---------- Reading text

Does the latest driver of Intel GMA 3150 supports OpenGL 2.x in Windows?

Hi,

I have a Samsung N150 Plus netbook with Intel Atom N550 CPU and it comes with Graphics Media Accelerator 3150. I want to run a game that needs OpenGL 2.1. Some people said they got OpenGL 2.1 on Linux on their GMA 3150. So I tried force updating my GMA 3150 Driver to the latest driver given in Intel’s website. But the game still doesn’t works, saying it can’t obtain graphics context. I tried checking what’s my OpenGL version using OpenGL extensions viewer and it says I have OpenGL 1.4.

Here is a screenshot of the Summery page of OpenGL Extension Viewer program - Screenshot by Lightshot

My question is, is there any way to get OpenGL 2.x working on GMA 3150?

Here is the error I received on the game (if anyone is interested, it also has other details regarding my PC like DxDiag page and such - [Archived] osu! was unable to obtain a graphics context · forum | osu!

[QUOTE=tasnim_tamim;1292483]I have a … Intel Atom N550 CPU and it comes with Graphics Media Accelerator 3150.
I want to run a game that needs OpenGL 2.1.
Some people said they got OpenGL 2.1 on Linux on their GMA 3150.
So I tried force updating my GMA 3150 Driver to the latest driver given in Intel’s website. But the game still doesn’t works…
I tried checking what’s my OpenGL version using OpenGL extensions viewer and it says I have OpenGL 1.4.[/QUOTE]

That sounds right. Here (not that this is an authoritative source), it lists OpenGL 1.5 as the latest on Windows and OpenGL 2.1 as the latest on Linux.

You might consider downloading GL Caps Viewer and uploading a report for your GPU+driver. Then we can see it there.

My question is, is there any way to get OpenGL 2.x working on GMA 3150?

The Linux support is likely provided by Mesa3D. In Linux, GL_RENDERER may look something like “Gallium 0.4 on llvmpipe (LLVM 0x300)”, which is Mesa3D via their Gallium3D driver.

However, on Windows you can run with Mesa3D libraries providing you OpenGL support (or OpenGL ES, or Vulkan) instead of your Intel GMA graphics driver.

On your GPU (see this Mesa3D support matrix), Mesa3D is likely to only implement the graphics pipeline in software (CPU), but potentially provide OpenGL 4.6 level capability. That’s better than what you have now, and may get you by until you can upgrade your system. If it’s a simple game, it might be good enough. If the graphics are very demanding, that could be too slow. It’s worth a shot anyway. Here’s the Mesa3D download link: Mesa3D Download.

[QUOTE=Dark Photon;1292485]That sounds right. Here (not that this is an authoritative source), it lists OpenGL 1.5 as the latest on Windows and OpenGL 2.1 as the latest on Linux.

You might consider downloading GL Caps Viewer and uploading a report for your GPU+driver. Then we can see it there.

The Linux support is likely provided by Mesa3D. In Linux, GL_RENDERER may look something like “Gallium 0.4 on llvmpipe (LLVM 0x300)”, which is Mesa3D via their Gallium3D driver.

However, on Windows you can run with Mesa3D libraries providing you OpenGL support (or OpenGL ES, or Vulkan) instead of your Intel GMA graphics driver.

--------------------

> Do this: In the forum thread, which OpenGL version did the OpenGL extensions viewer report on the netbook? The lines have nothing to do with the forum thread.

---------- Provided material

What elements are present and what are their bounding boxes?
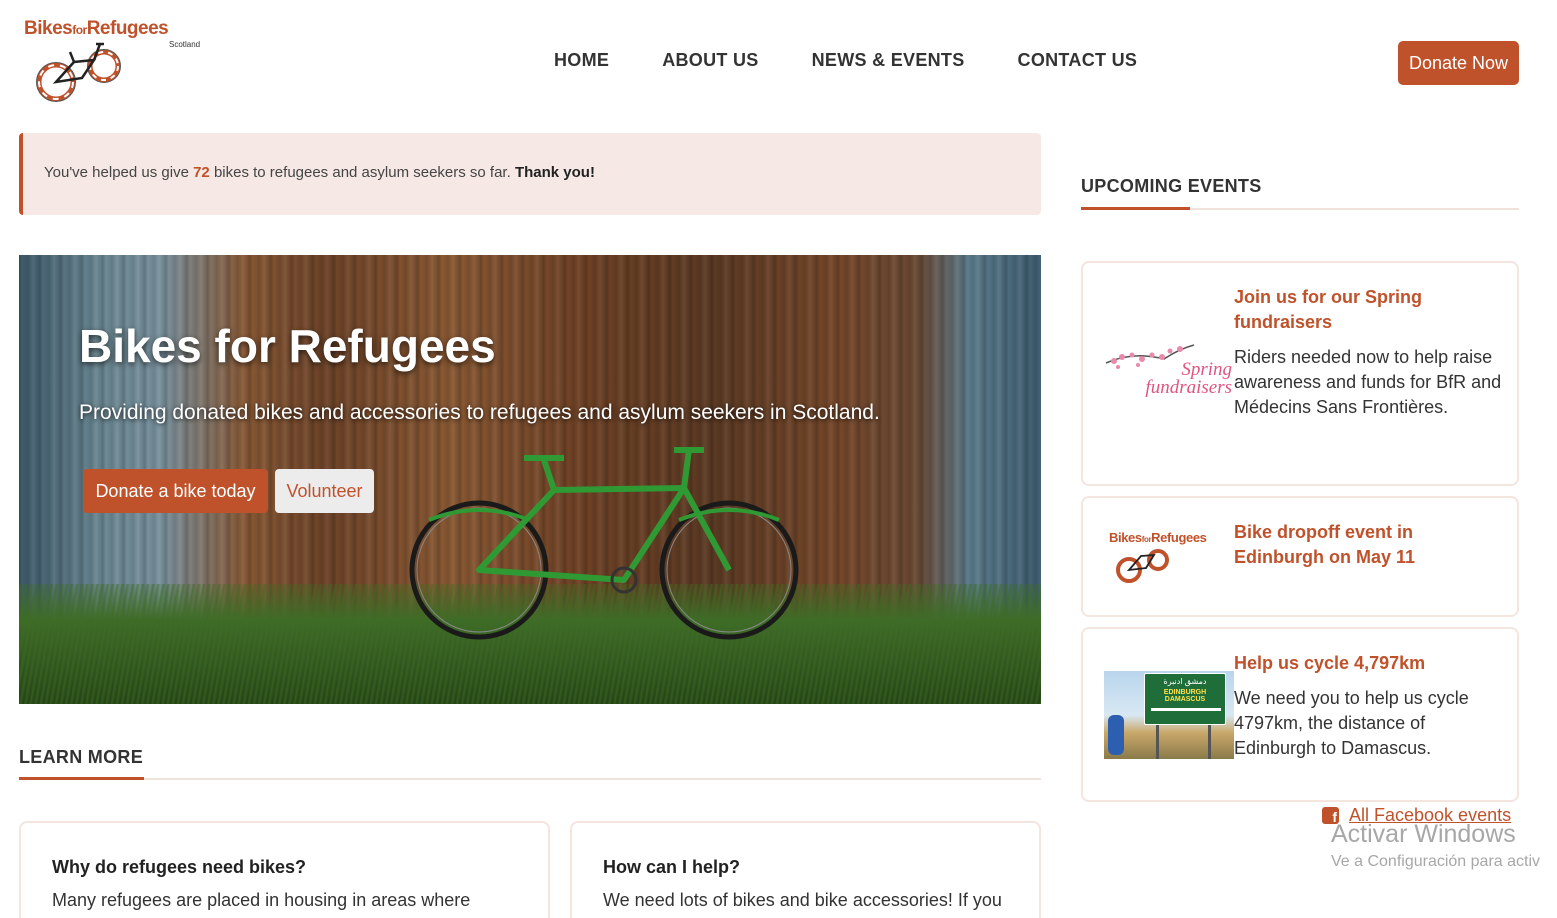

--------------------

> Output below: OpenGL 1.4.